▶ **What is required**
Reproduce each line exactly.
BEGIN Task data
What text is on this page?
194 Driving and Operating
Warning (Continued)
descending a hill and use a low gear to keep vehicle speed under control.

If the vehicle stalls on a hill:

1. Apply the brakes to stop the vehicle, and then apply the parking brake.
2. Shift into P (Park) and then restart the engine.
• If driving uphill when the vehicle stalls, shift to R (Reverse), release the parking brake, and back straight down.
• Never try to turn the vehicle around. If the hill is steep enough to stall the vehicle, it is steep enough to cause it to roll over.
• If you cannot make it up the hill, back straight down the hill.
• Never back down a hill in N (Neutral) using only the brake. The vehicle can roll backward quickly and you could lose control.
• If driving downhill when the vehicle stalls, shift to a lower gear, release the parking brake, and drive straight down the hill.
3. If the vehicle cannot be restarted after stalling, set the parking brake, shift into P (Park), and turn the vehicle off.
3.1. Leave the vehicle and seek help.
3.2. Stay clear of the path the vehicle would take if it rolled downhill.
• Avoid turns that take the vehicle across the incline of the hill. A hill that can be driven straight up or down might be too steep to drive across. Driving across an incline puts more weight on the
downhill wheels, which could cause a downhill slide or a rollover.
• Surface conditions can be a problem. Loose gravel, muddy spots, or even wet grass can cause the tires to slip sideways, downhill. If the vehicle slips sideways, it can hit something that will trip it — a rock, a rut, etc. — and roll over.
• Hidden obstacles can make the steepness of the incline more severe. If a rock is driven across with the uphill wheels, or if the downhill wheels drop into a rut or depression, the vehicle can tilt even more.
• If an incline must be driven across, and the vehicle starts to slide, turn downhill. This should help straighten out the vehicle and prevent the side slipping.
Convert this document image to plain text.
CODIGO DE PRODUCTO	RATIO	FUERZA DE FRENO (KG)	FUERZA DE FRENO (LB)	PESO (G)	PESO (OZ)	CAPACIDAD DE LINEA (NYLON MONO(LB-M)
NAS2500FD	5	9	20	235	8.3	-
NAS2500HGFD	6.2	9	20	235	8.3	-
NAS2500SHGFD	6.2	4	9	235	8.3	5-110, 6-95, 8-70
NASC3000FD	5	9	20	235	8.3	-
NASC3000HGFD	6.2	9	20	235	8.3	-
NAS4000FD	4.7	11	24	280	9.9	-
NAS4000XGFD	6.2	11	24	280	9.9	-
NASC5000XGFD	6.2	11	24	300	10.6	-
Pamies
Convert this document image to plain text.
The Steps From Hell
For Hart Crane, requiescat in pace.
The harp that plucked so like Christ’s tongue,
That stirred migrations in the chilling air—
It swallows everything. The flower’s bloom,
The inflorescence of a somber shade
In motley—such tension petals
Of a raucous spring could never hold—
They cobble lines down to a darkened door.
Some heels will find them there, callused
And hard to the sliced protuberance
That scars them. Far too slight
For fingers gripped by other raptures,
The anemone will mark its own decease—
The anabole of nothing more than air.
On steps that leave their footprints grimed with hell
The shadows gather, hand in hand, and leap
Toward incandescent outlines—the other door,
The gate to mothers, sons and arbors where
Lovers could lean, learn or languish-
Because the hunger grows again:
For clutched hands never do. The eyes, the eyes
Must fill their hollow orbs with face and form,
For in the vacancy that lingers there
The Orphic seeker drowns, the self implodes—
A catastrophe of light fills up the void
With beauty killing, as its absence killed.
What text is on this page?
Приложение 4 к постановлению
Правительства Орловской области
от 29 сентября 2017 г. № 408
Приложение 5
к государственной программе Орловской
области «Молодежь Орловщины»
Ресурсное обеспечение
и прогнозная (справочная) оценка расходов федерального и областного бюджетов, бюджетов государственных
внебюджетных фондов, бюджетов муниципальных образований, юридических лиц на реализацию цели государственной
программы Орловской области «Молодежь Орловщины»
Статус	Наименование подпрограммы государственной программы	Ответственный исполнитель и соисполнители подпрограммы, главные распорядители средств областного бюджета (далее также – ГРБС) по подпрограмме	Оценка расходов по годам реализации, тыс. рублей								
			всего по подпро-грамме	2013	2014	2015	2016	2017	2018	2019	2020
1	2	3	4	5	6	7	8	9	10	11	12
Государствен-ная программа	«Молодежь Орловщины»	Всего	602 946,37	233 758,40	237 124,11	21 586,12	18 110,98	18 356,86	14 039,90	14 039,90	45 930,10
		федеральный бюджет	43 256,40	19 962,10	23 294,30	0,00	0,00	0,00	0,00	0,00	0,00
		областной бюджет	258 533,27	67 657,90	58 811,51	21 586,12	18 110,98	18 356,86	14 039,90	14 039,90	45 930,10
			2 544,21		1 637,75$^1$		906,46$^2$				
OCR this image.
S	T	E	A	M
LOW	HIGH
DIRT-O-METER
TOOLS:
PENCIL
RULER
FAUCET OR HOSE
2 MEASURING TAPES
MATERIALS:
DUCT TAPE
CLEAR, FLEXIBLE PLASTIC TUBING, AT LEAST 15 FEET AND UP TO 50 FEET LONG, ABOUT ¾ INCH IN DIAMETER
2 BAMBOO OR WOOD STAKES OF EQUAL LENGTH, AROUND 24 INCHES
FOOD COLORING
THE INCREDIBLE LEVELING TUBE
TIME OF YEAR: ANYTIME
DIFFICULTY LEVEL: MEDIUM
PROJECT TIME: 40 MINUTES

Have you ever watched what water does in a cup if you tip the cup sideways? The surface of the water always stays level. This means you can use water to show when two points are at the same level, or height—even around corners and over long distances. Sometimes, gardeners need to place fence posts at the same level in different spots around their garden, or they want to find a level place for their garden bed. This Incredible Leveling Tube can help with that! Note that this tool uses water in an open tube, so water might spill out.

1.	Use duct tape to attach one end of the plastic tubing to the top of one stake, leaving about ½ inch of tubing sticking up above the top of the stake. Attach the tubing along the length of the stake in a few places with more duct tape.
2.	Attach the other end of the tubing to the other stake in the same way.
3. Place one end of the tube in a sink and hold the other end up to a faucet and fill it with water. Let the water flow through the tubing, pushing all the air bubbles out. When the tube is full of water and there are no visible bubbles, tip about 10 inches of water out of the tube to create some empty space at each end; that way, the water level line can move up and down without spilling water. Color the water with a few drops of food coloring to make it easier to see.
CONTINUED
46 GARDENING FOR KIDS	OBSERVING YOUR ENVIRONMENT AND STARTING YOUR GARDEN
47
END Task data
▶ **Task output**
What text is on this page?
194 Driving and Operating
Warning (Continued)
descending a hill and use a low gear to keep vehicle speed under control.

If the vehicle stalls on a hill:

1. Apply the brakes to stop the vehicle, and then apply the parking brake.
2. Shift into P (Park) and then restart the engine.
• If driving uphill when the vehicle stalls, shift to R (Reverse), release the parking brake, and back straight down.
• Never try to turn the vehicle around. If the hill is steep enough to stall the vehicle, it is steep enough to cause it to roll over.
• If you cannot make it up the hill, back straight down the hill.
• Never back down a hill in N (Neutral) using only the brake. The vehicle can roll backward quickly and you could lose control.
• If driving downhill when the vehicle stalls, shift to a lower gear, release the parking brake, and drive straight down the hill.
3. If the vehicle cannot be restarted after stalling, set the parking brake, shift into P (Park), and turn the vehicle off.
3.1. Leave the vehicle and seek help.
3.2. Stay clear of the path the vehicle would take if it rolled downhill.
• Avoid turns that take the vehicle across the incline of the hill. A hill that can be driven straight up or down might be too steep to drive across. Driving across an incline puts more weight on the
downhill wheels, which could cause a downhill slide or a rollover.
• Surface conditions can be a problem. Loose gravel, muddy spots, or even wet grass can cause the tires to slip sideways, downhill. If the vehicle slips sideways, it can hit something that will trip it — a rock, a rut, etc. — and roll over.
• Hidden obstacles can make the steepness of the incline more severe. If a rock is driven across with the uphill wheels, or if the downhill wheels drop into a rut or depression, the vehicle can tilt even more.
• If an incline must be driven across, and the vehicle starts to slide, turn downhill. This should help straighten out the vehicle and prevent the side slipping.
Convert this document image to plain text.
CODIGO DE PRODUCTO	RATIO	FUERZA DE FRENO (KG)	FUERZA DE FRENO (LB)	PESO (G)	PESO (OZ)	CAPACIDAD DE LINEA (NYLON MONO(LB-M)
NAS2500FD	5	9	20	235	8.3	-
NAS2500HGFD	6.2	9	20	235	8.3	-
NAS2500SHGFD	6.2	4	9	235	8.3	5-110, 6-95, 8-70
NASC3000FD	5	9	20	235	8.3	-
NASC3000HGFD	6.2	9	20	235	8.3	-
NAS4000FD	4.7	11	24	280	9.9	-
NAS4000XGFD	6.2	11	24	280	9.9	-
NASC5000XGFD	6.2	11	24	300	10.6	-
Pamies
Convert this document image to plain text.
The Steps From Hell
For Hart Crane, requiescat in pace.
The harp that plucked so like Christ’s tongue,
That stirred migrations in the chilling air—
It swallows everything. The flower’s bloom,
The inflorescence of a somber shade
In motley—such tension petals
Of a raucous spring could never hold—
They cobble lines down to a darkened door.
Some heels will find them there, callused
And hard to the sliced protuberance
That scars them. Far too slight
For fingers gripped by other raptures,
The anemone will mark its own decease—
The anabole of nothing more than air.
On steps that leave their footprints grimed with hell
The shadows gather, hand in hand, and leap
Toward incandescent outlines—the other door,
The gate to mothers, sons and arbors where
Lovers could lean, learn or languish-
Because the hunger grows again:
For clutched hands never do. The eyes, the eyes
Must fill their hollow orbs with face and form,
For in the vacancy that lingers there
The Orphic seeker drowns, the self implodes—
A catastrophe of light fills up the void
With beauty killing, as its absence killed.
What text is on this page?
Приложение 4 к постановлению
Правительства Орловской области
от 29 сентября 2017 г. № 408
Приложение 5
к государственной программе Орловской
области «Молодежь Орловщины»
Ресурсное обеспечение
и прогнозная (справочная) оценка расходов федерального и областного бюджетов, бюджетов государственных
внебюджетных фондов, бюджетов муниципальных образований, юридических лиц на реализацию цели государственной
программы Орловской области «Молодежь Орловщины»
Статус	Наименование подпрограммы государственной программы	Ответственный исполнитель и соисполнители подпрограммы, главные распорядители средств областного бюджета (далее также – ГРБС) по подпрограмме	Оценка расходов по годам реализации, тыс. рублей								
			всего по подпро-грамме	2013	2014	2015	2016	2017	2018	2019	2020
1	2	3	4	5	6	7	8	9	10	11	12
Государствен-ная программа	«Молодежь Орловщины»	Всего	602 946,37	233 758,40	237 124,11	21 586,12	18 110,98	18 356,86	14 039,90	14 039,90	45 930,10
		федеральный бюджет	43 256,40	19 962,10	23 294,30	0,00	0,00	0,00	0,00	0,00	0,00
		областной бюджет	258 533,27	67 657,90	58 811,51	21 586,12	18 110,98	18 356,86	14 039,90	14 039,90	45 930,10
			2 544,21		1 637,75$^1$		906,46$^2$				
OCR this image.
S	T	E	A	M
LOW	HIGH
DIRT-O-METER
TOOLS:
PENCIL
RULER
FAUCET OR HOSE
2 MEASURING TAPES
MATERIALS:
DUCT TAPE
CLEAR, FLEXIBLE PLASTIC TUBING, AT LEAST 15 FEET AND UP TO 50 FEET LONG, ABOUT ¾ INCH IN DIAMETER
2 BAMBOO OR WOOD STAKES OF EQUAL LENGTH, AROUND 24 INCHES
FOOD COLORING
THE INCREDIBLE LEVELING TUBE
TIME OF YEAR: ANYTIME
DIFFICULTY LEVEL: MEDIUM
PROJECT TIME: 40 MINUTES

Have you ever watched what water does in a cup if you tip the cup sideways? The surface of the water always stays level. This means you can use water to show when two points are at the same level, or height—even around corners and over long distances. Sometimes, gardeners need to place fence posts at the same level in different spots around their garden, or they want to find a level place for their garden bed. This Incredible Leveling Tube can help with that! Note that this tool uses water in an open tube, so water might spill out.

1.	Use duct tape to attach one end of the plastic tubing to the top of one stake, leaving about ½ inch of tubing sticking up above the top of the stake. Attach the tubing along the length of the stake in a few places with more duct tape.
2.	Attach the other end of the tubing to the other stake in the same way.
3. Place one end of the tube in a sink and hold the other end up to a faucet and fill it with water. Let the water flow through the tubing, pushing all the air bubbles out. When the tube is full of water and there are no visible bubbles, tip about 10 inches of water out of the tube to create some empty space at each end; that way, the water level line can move up and down without spilling water. Color the water with a few drops of food coloring to make it easier to see.
CONTINUED
46 GARDENING FOR KIDS	OBSERVING YOUR ENVIRONMENT AND STARTING YOUR GARDEN
47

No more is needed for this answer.